start Provided entries
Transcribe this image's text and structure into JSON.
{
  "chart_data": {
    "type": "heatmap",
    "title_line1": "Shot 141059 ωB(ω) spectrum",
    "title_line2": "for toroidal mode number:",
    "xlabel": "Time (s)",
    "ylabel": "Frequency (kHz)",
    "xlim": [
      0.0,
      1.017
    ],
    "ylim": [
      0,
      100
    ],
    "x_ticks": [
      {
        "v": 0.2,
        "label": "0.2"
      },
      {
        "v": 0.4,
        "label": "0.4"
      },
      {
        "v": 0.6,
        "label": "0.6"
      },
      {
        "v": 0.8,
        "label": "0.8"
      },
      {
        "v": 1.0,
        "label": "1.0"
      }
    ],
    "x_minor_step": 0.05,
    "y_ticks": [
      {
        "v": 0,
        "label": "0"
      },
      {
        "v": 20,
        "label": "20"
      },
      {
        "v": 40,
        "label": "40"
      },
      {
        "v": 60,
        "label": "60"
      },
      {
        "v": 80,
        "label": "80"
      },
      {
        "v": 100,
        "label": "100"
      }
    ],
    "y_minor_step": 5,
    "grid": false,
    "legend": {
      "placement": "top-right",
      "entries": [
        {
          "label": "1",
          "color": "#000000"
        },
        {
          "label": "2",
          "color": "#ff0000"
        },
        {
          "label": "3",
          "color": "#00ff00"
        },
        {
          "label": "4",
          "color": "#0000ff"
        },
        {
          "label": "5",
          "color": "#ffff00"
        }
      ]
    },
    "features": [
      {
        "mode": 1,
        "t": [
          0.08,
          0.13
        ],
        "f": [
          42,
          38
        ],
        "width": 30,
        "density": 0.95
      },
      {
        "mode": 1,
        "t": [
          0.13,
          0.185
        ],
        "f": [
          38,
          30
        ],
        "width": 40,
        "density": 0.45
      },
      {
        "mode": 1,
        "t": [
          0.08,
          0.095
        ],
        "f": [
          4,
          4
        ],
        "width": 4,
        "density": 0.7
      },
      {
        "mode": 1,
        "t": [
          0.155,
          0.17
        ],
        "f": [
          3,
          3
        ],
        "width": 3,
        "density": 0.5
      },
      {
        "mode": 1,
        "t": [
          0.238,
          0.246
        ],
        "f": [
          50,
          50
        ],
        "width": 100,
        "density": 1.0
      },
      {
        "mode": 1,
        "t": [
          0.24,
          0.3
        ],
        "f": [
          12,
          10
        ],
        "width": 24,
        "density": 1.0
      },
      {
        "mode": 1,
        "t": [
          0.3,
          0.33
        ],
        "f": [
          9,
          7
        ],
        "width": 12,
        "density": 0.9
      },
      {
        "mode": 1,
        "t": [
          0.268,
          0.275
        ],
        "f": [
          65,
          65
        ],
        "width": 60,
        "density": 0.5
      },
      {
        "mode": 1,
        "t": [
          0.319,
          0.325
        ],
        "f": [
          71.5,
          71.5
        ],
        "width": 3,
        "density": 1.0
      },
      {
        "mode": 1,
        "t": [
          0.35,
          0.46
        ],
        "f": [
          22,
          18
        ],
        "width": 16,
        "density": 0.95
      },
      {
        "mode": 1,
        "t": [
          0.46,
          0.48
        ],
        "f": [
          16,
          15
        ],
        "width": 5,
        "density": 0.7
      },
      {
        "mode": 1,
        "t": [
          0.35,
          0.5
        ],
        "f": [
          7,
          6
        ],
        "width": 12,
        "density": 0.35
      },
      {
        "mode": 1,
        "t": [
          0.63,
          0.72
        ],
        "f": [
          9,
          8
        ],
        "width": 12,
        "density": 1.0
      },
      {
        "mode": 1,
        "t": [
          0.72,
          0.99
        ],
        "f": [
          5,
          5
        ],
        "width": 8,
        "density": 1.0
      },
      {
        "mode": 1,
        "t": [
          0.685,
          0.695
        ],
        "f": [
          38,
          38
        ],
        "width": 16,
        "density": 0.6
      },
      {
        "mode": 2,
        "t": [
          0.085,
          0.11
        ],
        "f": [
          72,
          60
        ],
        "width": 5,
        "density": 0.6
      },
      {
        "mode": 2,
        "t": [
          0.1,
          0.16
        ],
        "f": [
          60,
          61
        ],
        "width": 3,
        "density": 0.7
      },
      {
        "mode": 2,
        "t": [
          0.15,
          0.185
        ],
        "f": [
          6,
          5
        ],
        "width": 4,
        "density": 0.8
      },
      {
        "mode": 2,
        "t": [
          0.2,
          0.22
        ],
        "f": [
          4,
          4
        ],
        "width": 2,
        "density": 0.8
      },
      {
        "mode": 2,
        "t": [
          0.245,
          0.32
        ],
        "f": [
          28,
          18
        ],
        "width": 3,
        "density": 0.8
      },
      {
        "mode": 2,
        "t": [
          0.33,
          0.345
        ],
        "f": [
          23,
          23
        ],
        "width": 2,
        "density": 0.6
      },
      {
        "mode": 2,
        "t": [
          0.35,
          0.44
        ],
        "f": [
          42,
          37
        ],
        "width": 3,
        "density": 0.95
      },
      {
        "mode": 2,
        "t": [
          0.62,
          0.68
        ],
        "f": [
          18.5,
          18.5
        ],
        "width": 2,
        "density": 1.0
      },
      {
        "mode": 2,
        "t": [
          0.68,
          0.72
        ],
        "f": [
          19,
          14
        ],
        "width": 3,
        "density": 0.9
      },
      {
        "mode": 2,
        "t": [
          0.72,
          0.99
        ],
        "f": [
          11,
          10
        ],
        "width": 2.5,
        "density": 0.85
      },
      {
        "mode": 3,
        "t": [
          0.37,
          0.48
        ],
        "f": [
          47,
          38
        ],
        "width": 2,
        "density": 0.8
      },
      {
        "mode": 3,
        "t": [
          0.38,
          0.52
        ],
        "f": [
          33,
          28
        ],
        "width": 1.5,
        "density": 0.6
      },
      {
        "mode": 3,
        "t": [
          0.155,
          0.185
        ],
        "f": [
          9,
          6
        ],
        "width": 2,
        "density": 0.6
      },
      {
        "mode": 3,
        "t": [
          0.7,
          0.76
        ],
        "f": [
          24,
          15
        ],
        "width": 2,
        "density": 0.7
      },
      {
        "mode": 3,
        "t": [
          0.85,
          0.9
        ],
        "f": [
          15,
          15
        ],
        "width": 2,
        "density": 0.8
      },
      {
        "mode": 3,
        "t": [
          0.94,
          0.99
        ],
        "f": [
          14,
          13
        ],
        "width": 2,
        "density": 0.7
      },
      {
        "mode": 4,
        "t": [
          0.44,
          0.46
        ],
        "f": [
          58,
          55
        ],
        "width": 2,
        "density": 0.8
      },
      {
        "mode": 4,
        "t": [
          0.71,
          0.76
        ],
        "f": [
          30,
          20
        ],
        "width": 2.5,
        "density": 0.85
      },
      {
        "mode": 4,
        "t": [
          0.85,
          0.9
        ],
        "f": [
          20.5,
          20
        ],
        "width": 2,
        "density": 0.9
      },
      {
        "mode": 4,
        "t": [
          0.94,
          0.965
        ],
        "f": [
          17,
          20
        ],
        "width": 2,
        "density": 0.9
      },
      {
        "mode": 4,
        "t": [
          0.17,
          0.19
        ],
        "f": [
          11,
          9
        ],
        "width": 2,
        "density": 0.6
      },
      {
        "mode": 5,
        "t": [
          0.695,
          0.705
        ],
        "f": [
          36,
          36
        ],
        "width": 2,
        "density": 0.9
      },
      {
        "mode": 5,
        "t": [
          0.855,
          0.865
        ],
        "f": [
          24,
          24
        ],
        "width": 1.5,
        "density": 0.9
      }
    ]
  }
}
end Provided entries
● **Given problem**
All records above must be set down exactly, please.

● **Result below**
Transcribe this image's text and structure into JSON.
{
  "chart_data": {
    "type": "heatmap",
    "title_line1": "Shot 141059 ωB(ω) spectrum",
    "title_line2": "for toroidal mode number:",
    "xlabel": "Time (s)",
    "ylabel": "Frequency (kHz)",
    "xlim": [
      0.0,
      1.017
    ],
    "ylim": [
      0,
      100
    ],
    "x_ticks": [
      {
        "v": 0.2,
        "label": "0.2"
      },
      {
        "v": 0.4,
        "label": "0.4"
      },
      {
        "v": 0.6,
        "label": "0.6"
      },
      {
        "v": 0.8,
        "label": "0.8"
      },
      {
        "v": 1.0,
        "label": "1.0"
      }
    ],
    "x_minor_step": 0.05,
    "y_ticks": [
      {
        "v": 0,
        "label": "0"
      },
      {
        "v": 20,
        "label": "20"
      },
      {
        "v": 40,
        "label": "40"
      },
      {
        "v": 60,
        "label": "60"
      },
      {
        "v": 80,
        "label": "80"
      },
      {
        "v": 100,
        "label": "100"
      }
    ],
    "y_minor_step": 5,
    "grid": false,
    "legend": {
      "placement": "top-right",
      "entries": [
        {
          "label": "1",
          "color": "#000000"
        },
        {
          "label": "2",
          "color": "#ff0000"
        },
        {
          "label": "3",
          "color": "#00ff00"
        },
        {
          "label": "4",
          "color": "#0000ff"
        },
        {
          "label": "5",
          "color": "#ffff00"
        }
      ]
    },
    "features": [
      {
        "mode": 1,
        "t": [
          0.08,
          0.13
        ],
        "f": [
          42,
          38
        ],
        "width": 30,
        "density": 0.95
      },
      {
        "mode": 1,
        "t": [
          0.13,
          0.185
        ],
        "f": [
          38,
          30
        ],
        "width": 40,
        "density": 0.45
      },
      {
        "mode": 1,
        "t": [
          0.08,
          0.095
        ],
        "f": [
          4,
          4
        ],
        "width": 4,
        "density": 0.7
      },
      {
        "mode": 1,
        "t": [
          0.155,
          0.17
        ],
        "f": [
          3,
          3
        ],
        "width": 3,
        "density": 0.5
      },
      {
        "mode": 1,
        "t": [
          0.238,
          0.246
        ],
        "f": [
          50,
          50
        ],
        "width": 100,
        "density": 1.0
      },
      {
        "mode": 1,
        "t": [
          0.24,
          0.3
        ],
        "f": [
          12,
          10
        ],
        "width": 24,
        "density": 1.0
      },
      {
        "mode": 1,
        "t": [
          0.3,
          0.33
        ],
        "f": [
          9,
          7
        ],
        "width": 12,
        "density": 0.9
      },
      {
        "mode": 1,
        "t": [
          0.268,
          0.275
        ],
        "f": [
          65,
          65
        ],
        "width": 60,
        "density": 0.5
      },
      {
        "mode": 1,
        "t": [
          0.319,
          0.325
        ],
        "f": [
          71.5,
          71.5
        ],
        "width": 3,
        "density": 1.0
      },
      {
        "mode": 1,
        "t": [
          0.35,
          0.46
        ],
        "f": [
          22,
          18
        ],
        "width": 16,
        "density": 0.95
      },
      {
        "mode": 1,
        "t": [
          0.46,
          0.48
        ],
        "f": [
          16,
          15
        ],
        "width": 5,
        "density": 0.7
      },
      {
        "mode": 1,
        "t": [
          0.35,
          0.5
        ],
        "f": [
          7,
          6
        ],
        "width": 12,
        "density": 0.35
      },
      {
        "mode": 1,
        "t": [
          0.63,
          0.72
        ],
        "f": [
          9,
          8
        ],
        "width": 12,
        "density": 1.0
      },
      {
        "mode": 1,
        "t": [
          0.72,
          0.99
        ],
        "f": [
          5,
          5
        ],
        "width": 8,
        "density": 1.0
      },
      {
        "mode": 1,
        "t": [
          0.685,
          0.695
        ],
        "f": [
          38,
          38
        ],
        "width": 16,
        "density": 0.6
      },
      {
        "mode": 2,
        "t": [
          0.085,
          0.11
        ],
        "f": [
          72,
          60
        ],
        "width": 5,
        "density": 0.6
      },
      {
        "mode": 2,
        "t": [
          0.1,
          0.16
        ],
        "f": [
          60,
          61
        ],
        "width": 3,
        "density": 0.7
      },
      {
        "mode": 2,
        "t": [
          0.15,
          0.185
        ],
        "f": [
          6,
          5
        ],
        "width": 4,
        "density": 0.8
      },
      {
        "mode": 2,
        "t": [
          0.2,
          0.22
        ],
        "f": [
          4,
          4
        ],
        "width": 2,
        "density": 0.8
      },
      {
        "mode": 2,
        "t": [
          0.245,
          0.32
        ],
        "f": [
          28,
          18
        ],
        "width": 3,
        "density": 0.8
      },
      {
        "mode": 2,
        "t": [
          0.33,
          0.345
        ],
        "f": [
          23,
          23
        ],
        "width": 2,
        "density": 0.6
      },
      {
        "mode": 2,
        "t": [
          0.35,
          0.44
        ],
        "f": [
          42,
          37
        ],
        "width": 3,
        "density": 0.95
      },
      {
        "mode": 2,
        "t": [
          0.62,
          0.68
        ],
        "f": [
          18.5,
          18.5
        ],
        "width": 2,
        "density": 1.0
      },
      {
        "mode": 2,
        "t": [
          0.68,
          0.72
        ],
        "f": [
          19,
          14
        ],
        "width": 3,
        "density": 0.9
      },
      {
        "mode": 2,
        "t": [
          0.72,
          0.99
        ],
        "f": [
          11,
          10
        ],
        "width": 2.5,
        "density": 0.85
      },
      {
        "mode": 3,
        "t": [
          0.37,
          0.48
        ],
        "f": [
          47,
          38
        ],
        "width": 2,
        "density": 0.8
      },
      {
        "mode": 3,
        "t": [
          0.38,
          0.52
        ],
        "f": [
          33,
          28
        ],
        "width": 1.5,
        "density": 0.6
      },
      {
        "mode": 3,
        "t": [
          0.155,
          0.185
        ],
        "f": [
          9,
          6
        ],
        "width": 2,
        "density": 0.6
      },
      {
        "mode": 3,
        "t": [
          0.7,
          0.76
        ],
        "f": [
          24,
          15
        ],
        "width": 2,
        "density": 0.7
      },
      {
        "mode": 3,
        "t": [
          0.85,
          0.9
        ],
        "f": [
          15,
          15
        ],
        "width": 2,
        "density": 0.8
      },
      {
        "mode": 3,
        "t": [
          0.94,
          0.99
        ],
        "f": [
          14,
          13
        ],
        "width": 2,
        "density": 0.7
      },
      {
        "mode": 4,
        "t": [
          0.44,
          0.46
        ],
        "f": [
          58,
          55
        ],
        "width": 2,
        "density": 0.8
      },
      {
        "mode": 4,
        "t": [
          0.71,
          0.76
        ],
        "f": [
          30,
          20
        ],
        "width": 2.5,
        "density": 0.85
      },
      {
        "mode": 4,
        "t": [
          0.85,
          0.9
        ],
        "f": [
          20.5,
          20
        ],
        "width": 2,
        "density": 0.9
      },
      {
        "mode": 4,
        "t": [
          0.94,
          0.965
        ],
        "f": [
          17,
          20
        ],
        "width": 2,
        "density": 0.9
      },
      {
        "mode": 4,
        "t": [
          0.17,
          0.19
        ],
        "f": [
          11,
          9
        ],
        "width": 2,
        "density": 0.6
      },
      {
        "mode": 5,
        "t": [
          0.695,
          0.705
        ],
        "f": [
          36,
          36
        ],
        "width": 2,
        "density": 0.9
      },
      {
        "mode": 5,
        "t": [
          0.855,
          0.865
        ],
        "f": [
          24,
          24
        ],
        "width": 1.5,
        "density": 0.9
      }
    ]
  }
}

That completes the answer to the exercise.